= Problem description =
Of the lines in the records that follow, how many include the word "title"? Answer with a bare number.

= Data shown =
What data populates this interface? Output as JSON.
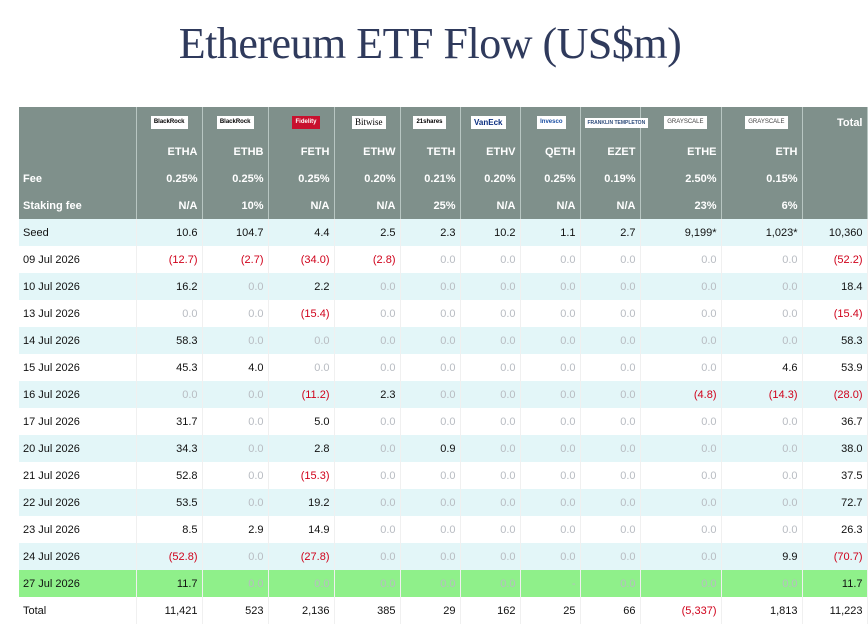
{
  "title": "Ethereum ETF Flow (US$m)",
  "columns": [
    {
      "ticker": "ETHA",
      "logo": "BlackRock",
      "logo_style": "br"
    },
    {
      "ticker": "ETHB",
      "logo": "BlackRock",
      "logo_style": "br"
    },
    {
      "ticker": "FETH",
      "logo": "Fidelity",
      "logo_style": "fid"
    },
    {
      "ticker": "ETHW",
      "logo": "Bitwise",
      "logo_style": "bw"
    },
    {
      "ticker": "TETH",
      "logo": "21shares",
      "logo_style": "br"
    },
    {
      "ticker": "ETHV",
      "logo": "VanEck",
      "logo_style": "vn"
    },
    {
      "ticker": "QETH",
      "logo": "Invesco",
      "logo_style": "inv"
    },
    {
      "ticker": "EZET",
      "logo": "FRANKLIN TEMPLETON",
      "logo_style": "ft"
    },
    {
      "ticker": "ETHE",
      "logo": "GRAYSCALE",
      "logo_style": "gs"
    },
    {
      "ticker": "ETH",
      "logo": "GRAYSCALE",
      "logo_style": "gs"
    }
  ],
  "total_header": "Total",
  "fee_row": {
    "label": "Fee",
    "values": [
      "0.25%",
      "0.25%",
      "0.25%",
      "0.20%",
      "0.21%",
      "0.20%",
      "0.25%",
      "0.19%",
      "2.50%",
      "0.15%"
    ],
    "total": ""
  },
  "staking_row": {
    "label": "Staking fee",
    "values": [
      "N/A",
      "10%",
      "N/A",
      "N/A",
      "25%",
      "N/A",
      "N/A",
      "N/A",
      "23%",
      "6%"
    ],
    "total": ""
  },
  "rows": [
    {
      "date": "Seed",
      "values": [
        "10.6",
        "104.7",
        "4.4",
        "2.5",
        "2.3",
        "10.2",
        "1.1",
        "2.7",
        "9,199*",
        "1,023*"
      ],
      "total": "10,360",
      "style": "alt"
    },
    {
      "date": "09 Jul 2026",
      "values": [
        "(12.7)",
        "(2.7)",
        "(34.0)",
        "(2.8)",
        "0.0",
        "0.0",
        "0.0",
        "0.0",
        "0.0",
        "0.0"
      ],
      "total": "(52.2)",
      "style": ""
    },
    {
      "date": "10 Jul 2026",
      "values": [
        "16.2",
        "0.0",
        "2.2",
        "0.0",
        "0.0",
        "0.0",
        "0.0",
        "0.0",
        "0.0",
        "0.0"
      ],
      "total": "18.4",
      "style": "alt"
    },
    {
      "date": "13 Jul 2026",
      "values": [
        "0.0",
        "0.0",
        "(15.4)",
        "0.0",
        "0.0",
        "0.0",
        "0.0",
        "0.0",
        "0.0",
        "0.0"
      ],
      "total": "(15.4)",
      "style": ""
    },
    {
      "date": "14 Jul 2026",
      "values": [
        "58.3",
        "0.0",
        "0.0",
        "0.0",
        "0.0",
        "0.0",
        "0.0",
        "0.0",
        "0.0",
        "0.0"
      ],
      "total": "58.3",
      "style": "alt"
    },
    {
      "date": "15 Jul 2026",
      "values": [
        "45.3",
        "4.0",
        "0.0",
        "0.0",
        "0.0",
        "0.0",
        "0.0",
        "0.0",
        "0.0",
        "4.6"
      ],
      "total": "53.9",
      "style": ""
    },
    {
      "date": "16 Jul 2026",
      "values": [
        "0.0",
        "0.0",
        "(11.2)",
        "2.3",
        "0.0",
        "0.0",
        "0.0",
        "0.0",
        "(4.8)",
        "(14.3)"
      ],
      "total": "(28.0)",
      "style": "alt"
    },
    {
      "date": "17 Jul 2026",
      "values": [
        "31.7",
        "0.0",
        "5.0",
        "0.0",
        "0.0",
        "0.0",
        "0.0",
        "0.0",
        "0.0",
        "0.0"
      ],
      "total": "36.7",
      "style": ""
    },
    {
      "date": "20 Jul 2026",
      "values": [
        "34.3",
        "0.0",
        "2.8",
        "0.0",
        "0.9",
        "0.0",
        "0.0",
        "0.0",
        "0.0",
        "0.0"
      ],
      "total": "38.0",
      "style": "alt"
    },
    {
      "date": "21 Jul 2026",
      "values": [
        "52.8",
        "0.0",
        "(15.3)",
        "0.0",
        "0.0",
        "0.0",
        "0.0",
        "0.0",
        "0.0",
        "0.0"
      ],
      "total": "37.5",
      "style": ""
    },
    {
      "date": "22 Jul 2026",
      "values": [
        "53.5",
        "0.0",
        "19.2",
        "0.0",
        "0.0",
        "0.0",
        "0.0",
        "0.0",
        "0.0",
        "0.0"
      ],
      "total": "72.7",
      "style": "alt"
    },
    {
      "date": "23 Jul 2026",
      "values": [
        "8.5",
        "2.9",
        "14.9",
        "0.0",
        "0.0",
        "0.0",
        "0.0",
        "0.0",
        "0.0",
        "0.0"
      ],
      "total": "26.3",
      "style": ""
    },
    {
      "date": "24 Jul 2026",
      "values": [
        "(52.8)",
        "0.0",
        "(27.8)",
        "0.0",
        "0.0",
        "0.0",
        "0.0",
        "0.0",
        "0.0",
        "9.9"
      ],
      "total": "(70.7)",
      "style": "alt"
    },
    {
      "date": "27 Jul 2026",
      "values": [
        "11.7",
        "0.0",
        "0.0",
        "0.0",
        "0.0",
        "0.0",
        "-",
        "0.0",
        "0.0",
        "0.0"
      ],
      "total": "11.7",
      "style": "hl"
    },
    {
      "date": "Total",
      "values": [
        "11,421",
        "523",
        "2,136",
        "385",
        "29",
        "162",
        "25",
        "66",
        "(5,337)",
        "1,813"
      ],
      "total": "11,223",
      "style": "total"
    }
  ],
  "colors": {
    "header_bg": "#7f908b",
    "alt_row": "#e3f6f8",
    "highlight_row": "#8ff08a",
    "negative": "#d0021b",
    "zero": "#b8bcc2",
    "title": "#2f3a5c"
  }
}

= Task result =
2